— Aim of the task —
Your job is to report every line of the entries that has "sind".

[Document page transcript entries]
....

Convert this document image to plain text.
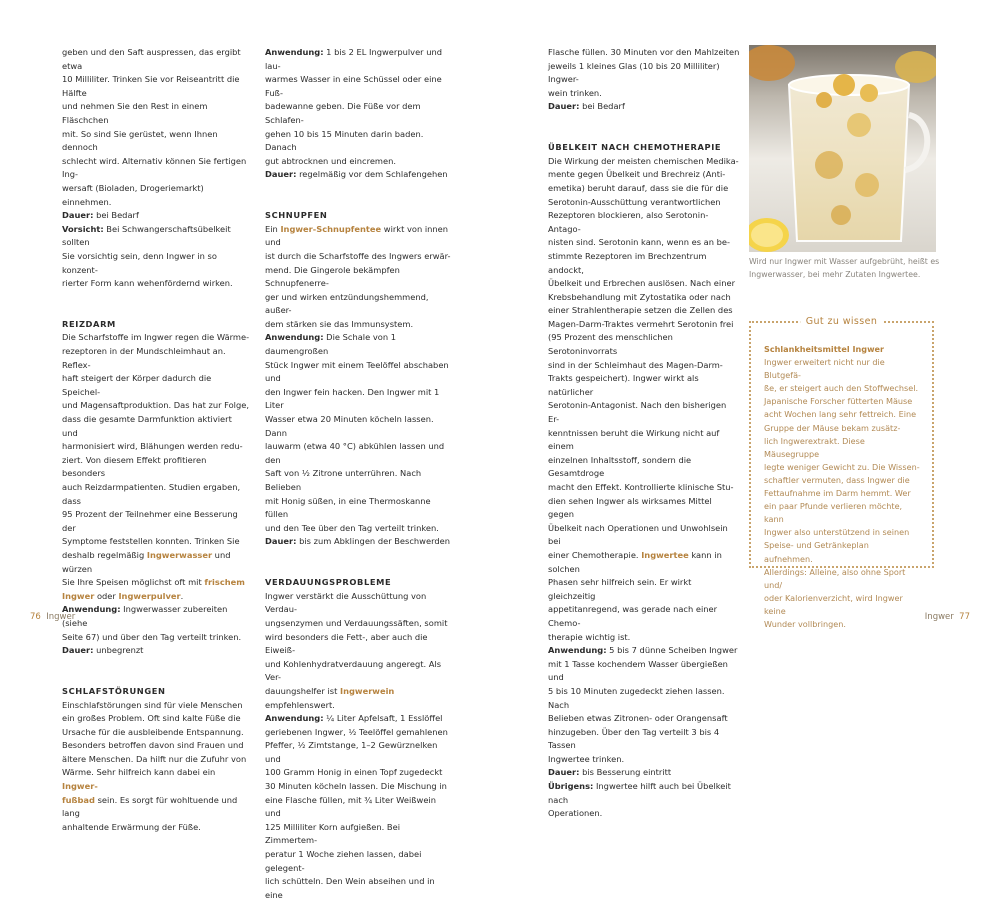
geben und den Saft auspressen, das ergibt etwa

10 Milliliter. Trinken Sie vor Reiseantritt die Hälfte

und nehmen Sie den Rest in einem Fläschchen

mit. So sind Sie gerüstet, wenn Ihnen dennoch

schlecht wird. Alternativ können Sie fertigen Ing-

wersaft (Bioladen, Drogeriemarkt) einnehmen.

Dauer: bei Bedarf

Vorsicht: Bei Schwangerschaftsübelkeit sollten

Sie vorsichtig sein, denn Ingwer in so konzent-

rierter Form kann wehenfördernd wirken.

REIZDARM

Die Scharfstoffe im Ingwer regen die Wärme-

rezeptoren in der Mundschleimhaut an. Reflex-

haft steigert der Körper dadurch die Speichel-

und Magensaftproduktion. Das hat zur Folge,

dass die gesamte Darmfunktion aktiviert und

harmonisiert wird, Blähungen werden redu-

ziert. Von diesem Effekt profitieren besonders

auch Reizdarmpatienten. Studien ergaben, dass

95 Prozent der Teilnehmer eine Besserung der

Symptome feststellen konnten. Trinken Sie

deshalb regelmäßig Ingwerwasser und würzen

Sie Ihre Speisen möglichst oft mit frischem

Ingwer oder Ingwerpulver.

Anwendung: Ingwerwasser zubereiten (siehe

Seite 67) und über den Tag verteilt trinken.

Dauer: unbegrenzt

SCHLAFSTÖRUNGEN

Einschlafstörungen sind für viele Menschen

ein großes Problem. Oft sind kalte Füße die

Ursache für die ausbleibende Entspannung.

Besonders betroffen davon sind Frauen und

ältere Menschen. Da hilft nur die Zufuhr von

Wärme. Sehr hilfreich kann dabei ein Ingwer-

fußbad sein. Es sorgt für wohltuende und lang

anhaltende Erwärmung der Füße.

Anwendung: 1 bis 2 EL Ingwerpulver und lau-

warmes Wasser in eine Schüssel oder eine Fuß-

badewanne geben. Die Füße vor dem Schlafen-

gehen 10 bis 15 Minuten darin baden. Danach

gut abtrocknen und eincremen.

Dauer: regelmäßig vor dem Schlafengehen

SCHNUPFEN

Ein Ingwer-Schnupfentee wirkt von innen und

ist durch die Scharfstoffe des Ingwers erwär-

mend. Die Gingerole bekämpfen Schnupfenerre-

ger und wirken entzündungshemmend, außer-

dem stärken sie das Immunsystem.

Anwendung: Die Schale von 1 daumengroßen

Stück Ingwer mit einem Teelöffel abschaben und

den Ingwer fein hacken. Den Ingwer mit 1 Liter

Wasser etwa 20 Minuten köcheln lassen. Dann

lauwarm (etwa 40 °C) abkühlen lassen und den

Saft von ½ Zitrone unterrühren. Nach Belieben

mit Honig süßen, in eine Thermoskanne füllen

und den Tee über den Tag verteilt trinken.

Dauer: bis zum Abklingen der Beschwerden

VERDAUUNGSPROBLEME

Ingwer verstärkt die Ausschüttung von Verdau-

ungsenzymen und Verdauungssäften, somit

wird besonders die Fett-, aber auch die Eiweiß-

und Kohlenhydratverdauung angeregt. Als Ver-

dauungshelfer ist Ingwerwein empfehlenswert.

Anwendung: ¼ Liter Apfelsaft, 1 Esslöffel

geriebenen Ingwer, ½ Teelöffel gemahlenen

Pfeffer, ½ Zimtstange, 1–2 Gewürznelken und

100 Gramm Honig in einen Topf zugedeckt

30 Minuten köcheln lassen. Die Mischung in

eine Flasche füllen, mit ¾ Liter Weißwein und

125 Milliliter Korn aufgießen. Bei Zimmertem-

peratur 1 Woche ziehen lassen, dabei gelegent-

lich schütteln. Den Wein abseihen und in eine

Flasche füllen. 30 Minuten vor den Mahlzeiten

jeweils 1 kleines Glas (10 bis 20 Milliliter) Ingwer-

wein trinken.

Dauer: bei Bedarf

ÜBELKEIT NACH CHEMOTHERAPIE

Die Wirkung der meisten chemischen Medika-

mente gegen Übelkeit und Brechreiz (Anti-

emetika) beruht darauf, dass sie die für die

Serotonin-Ausschüttung verantwortlichen

Rezeptoren blockieren, also Serotonin-Antago-

nisten sind. Serotonin kann, wenn es an be-

stimmte Rezeptoren im Brechzentrum andockt,

Übelkeit und Erbrechen auslösen. Nach einer

Krebsbehandlung mit Zytostatika oder nach

einer Strahlentherapie setzen die Zellen des

Magen-Darm-Traktes vermehrt Serotonin frei

(95 Prozent des menschlichen Serotoninvorrats

sind in der Schleimhaut des Magen-Darm-

Trakts gespeichert). Ingwer wirkt als natürlicher

Serotonin-Antagonist. Nach den bisherigen Er-

kenntnissen beruht die Wirkung nicht auf einem

einzelnen Inhaltsstoff, sondern die Gesamtdroge

macht den Effekt. Kontrollierte klinische Stu-

dien sehen Ingwer als wirksames Mittel gegen

Übelkeit nach Operationen und Unwohlsein bei

einer Chemotherapie. Ingwertee kann in solchen

Phasen sehr hilfreich sein. Er wirkt gleichzeitig

appetitanregend, was gerade nach einer Chemo-

therapie wichtig ist.

Anwendung: 5 bis 7 dünne Scheiben Ingwer

mit 1 Tasse kochendem Wasser übergießen und

5 bis 10 Minuten zugedeckt ziehen lassen. Nach

Belieben etwas Zitronen- oder Orangensaft

hinzugeben. Über den Tag verteilt 3 bis 4 Tassen

Ingwertee trinken.

Dauer: bis Besserung eintritt

Übrigens: Ingwertee hilft auch bei Übelkeit nach

Operationen.

Wird nur Ingwer mit Wasser aufgebrüht, heißt es
Ingwerwasser, bei mehr Zutaten Ingwertee.
Gut zu wissen
Schlankheitsmittel Ingwer
Ingwer erweitert nicht nur die Blutgefä-
ße, er steigert auch den Stoffwechsel.
Japanische Forscher fütterten Mäuse
acht Wochen lang sehr fettreich. Eine
Gruppe der Mäuse bekam zusätz-
lich Ingwerextrakt. Diese Mäusegruppe
legte weniger Gewicht zu. Die Wissen-
schaftler vermuten, dass Ingwer die
Fettaufnahme im Darm hemmt. Wer
ein paar Pfunde verlieren möchte, kann
Ingwer also unterstützend in seinen
Speise- und Getränkeplan aufnehmen.
Allerdings: Alleine, also ohne Sport und/
oder Kalorienverzicht, wird Ingwer keine
Wunder vollbringen.
76 Ingwer	Ingwer 77
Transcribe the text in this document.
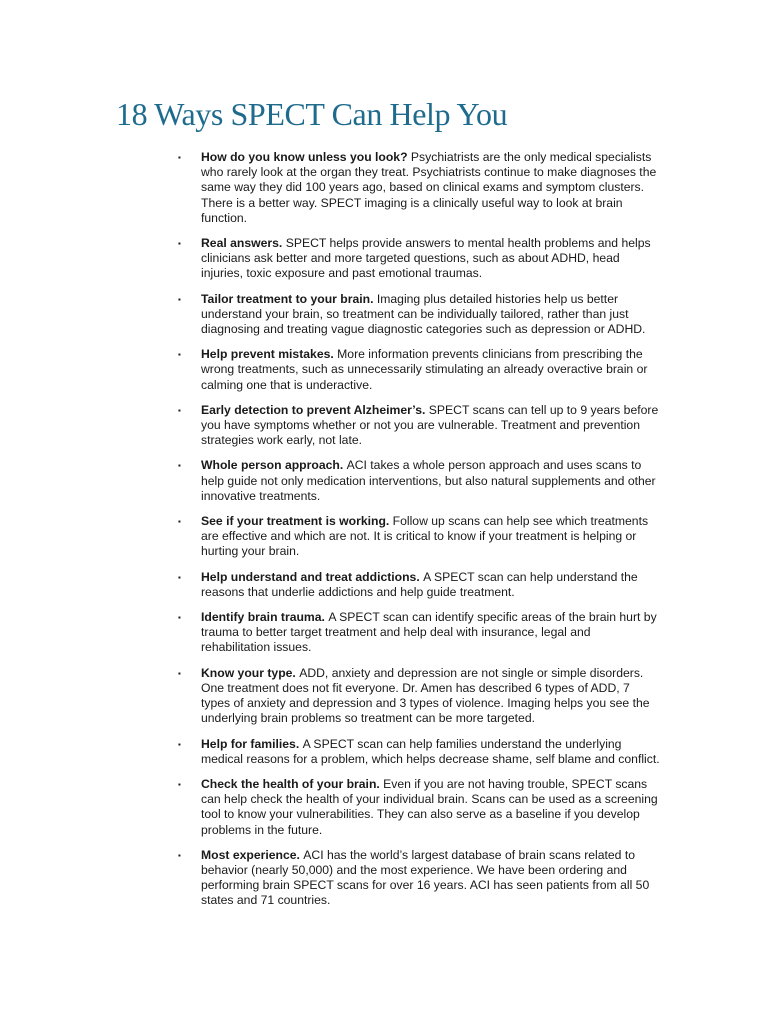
18 Ways SPECT Can Help You
▪ How do you know unless you look? Psychiatrists are the only medical specialists who rarely look at the organ they treat. Psychiatrists continue to make diagnoses the same way they did 100 years ago, based on clinical exams and symptom clusters. There is a better way. SPECT imaging is a clinically useful way to look at brain function.
▪ Real answers. SPECT helps provide answers to mental health problems and helps clinicians ask better and more targeted questions, such as about ADHD, head injuries, toxic exposure and past emotional traumas.
▪ Tailor treatment to your brain. Imaging plus detailed histories help us better understand your brain, so treatment can be individually tailored, rather than just diagnosing and treating vague diagnostic categories such as depression or ADHD.
▪ Help prevent mistakes. More information prevents clinicians from prescribing the wrong treatments, such as unnecessarily stimulating an already overactive brain or calming one that is underactive.
▪ Early detection to prevent Alzheimer’s. SPECT scans can tell up to 9 years before you have symptoms whether or not you are vulnerable. Treatment and prevention strategies work early, not late.
▪ Whole person approach. ACI takes a whole person approach and uses scans to help guide not only medication interventions, but also natural supplements and other innovative treatments.
▪ See if your treatment is working. Follow up scans can help see which treatments are effective and which are not. It is critical to know if your treatment is helping or hurting your brain.
▪ Help understand and treat addictions. A SPECT scan can help understand the reasons that underlie addictions and help guide treatment.
▪ Identify brain trauma. A SPECT scan can identify specific areas of the brain hurt by trauma to better target treatment and help deal with insurance, legal and rehabilitation issues.
▪ Know your type. ADD, anxiety and depression are not single or simple disorders. One treatment does not fit everyone. Dr. Amen has described 6 types of ADD, 7 types of anxiety and depression and 3 types of violence. Imaging helps you see the underlying brain problems so treatment can be more targeted.
▪ Help for families. A SPECT scan can help families understand the underlying medical reasons for a problem, which helps decrease shame, self blame and conflict.
▪ Check the health of your brain. Even if you are not having trouble, SPECT scans can help check the health of your individual brain. Scans can be used as a screening tool to know your vulnerabilities. They can also serve as a baseline if you develop problems in the future.
▪ Most experience. ACI has the world’s largest database of brain scans related to behavior (nearly 50,000) and the most experience. We have been ordering and performing brain SPECT scans for over 16 years. ACI has seen patients from all 50 states and 71 countries.
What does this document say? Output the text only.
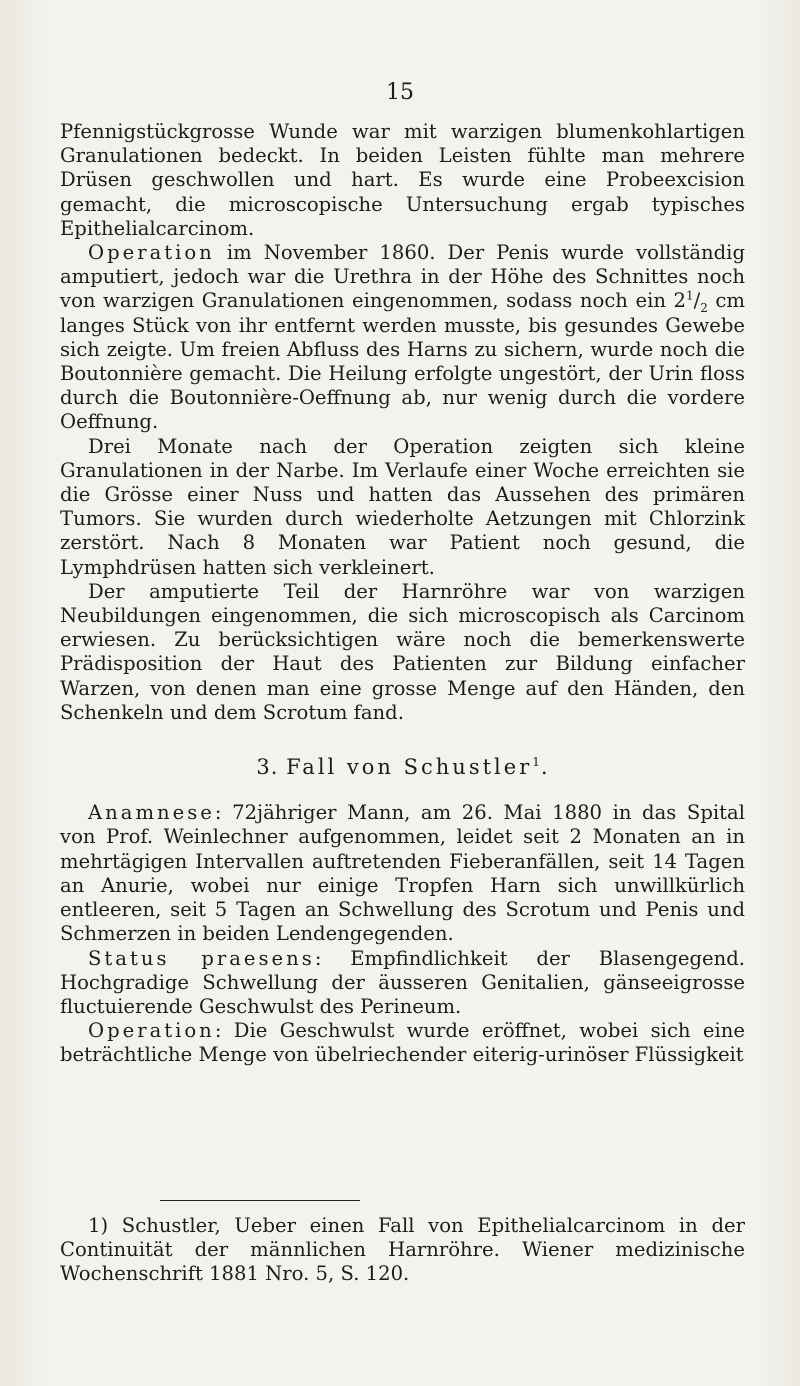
15

Pfennigstückgrosse Wunde war mit warzigen blumenkohlartigen Granulationen bedeckt. In beiden Leisten fühlte man mehrere Drüsen geschwollen und hart. Es wurde eine Probeexcision gemacht, die microscopische Untersuchung ergab typisches Epithelialcarcinom.

Operation im November 1860. Der Penis wurde vollständig amputiert, jedoch war die Urethra in der Höhe des Schnittes noch von warzigen Granulationen eingenommen, sodass noch ein $2^1/_2$ cm langes Stück von ihr entfernt werden musste, bis gesundes Gewebe sich zeigte. Um freien Abfluss des Harns zu sichern, wurde noch die Boutonnière gemacht. Die Heilung erfolgte ungestört, der Urin floss durch die Boutonnière-Oeffnung ab, nur wenig durch die vordere Oeffnung.

Drei Monate nach der Operation zeigten sich kleine Granulationen in der Narbe. Im Verlaufe einer Woche erreichten sie die Grösse einer Nuss und hatten das Aussehen des primären Tumors. Sie wurden durch wiederholte Aetzungen mit Chlorzink zerstört. Nach 8 Monaten war Patient noch gesund, die Lymphdrüsen hatten sich verkleinert.

Der amputierte Teil der Harnröhre war von warzigen Neubildungen eingenommen, die sich microscopisch als Carcinom erwiesen. Zu berücksichtigen wäre noch die bemerkenswerte Prädisposition der Haut des Patienten zur Bildung einfacher Warzen, von denen man eine grosse Menge auf den Händen, den Schenkeln und dem Scrotum fand.

3. Fall von Schustler$^1$.

Anamnese: 72jähriger Mann, am 26. Mai 1880 in das Spital von Prof. Weinlechner aufgenommen, leidet seit 2 Monaten an in mehrtägigen Intervallen auftretenden Fieberanfällen, seit 14 Tagen an Anurie, wobei nur einige Tropfen Harn sich unwillkürlich entleeren, seit 5 Tagen an Schwellung des Scrotum und Penis und Schmerzen in beiden Lendengegenden.

Status praesens: Empfindlichkeit der Blasengegend. Hochgradige Schwellung der äusseren Genitalien, gänseeigrosse fluctuierende Geschwulst des Perineum.

Operation: Die Geschwulst wurde eröffnet, wobei sich eine beträchtliche Menge von übelriechender eiterig-urinöser Flüssigkeit

1) Schustler, Ueber einen Fall von Epithelialcarcinom in der Continuität der männlichen Harnröhre. Wiener medizinische Wochenschrift 1881 Nro. 5, S. 120.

....

— Answer to this problem —
mit. So sind Sie gerüstet, wenn Ihnen dennoch
Einschlafstörungen sind für viele Menschen
ein großes Problem. Oft sind kalte Füße die
Besonders betroffen davon sind Frauen und
nisten sind. Serotonin kann, wenn es an be-
sind in der Schleimhaut des Magen-Darm-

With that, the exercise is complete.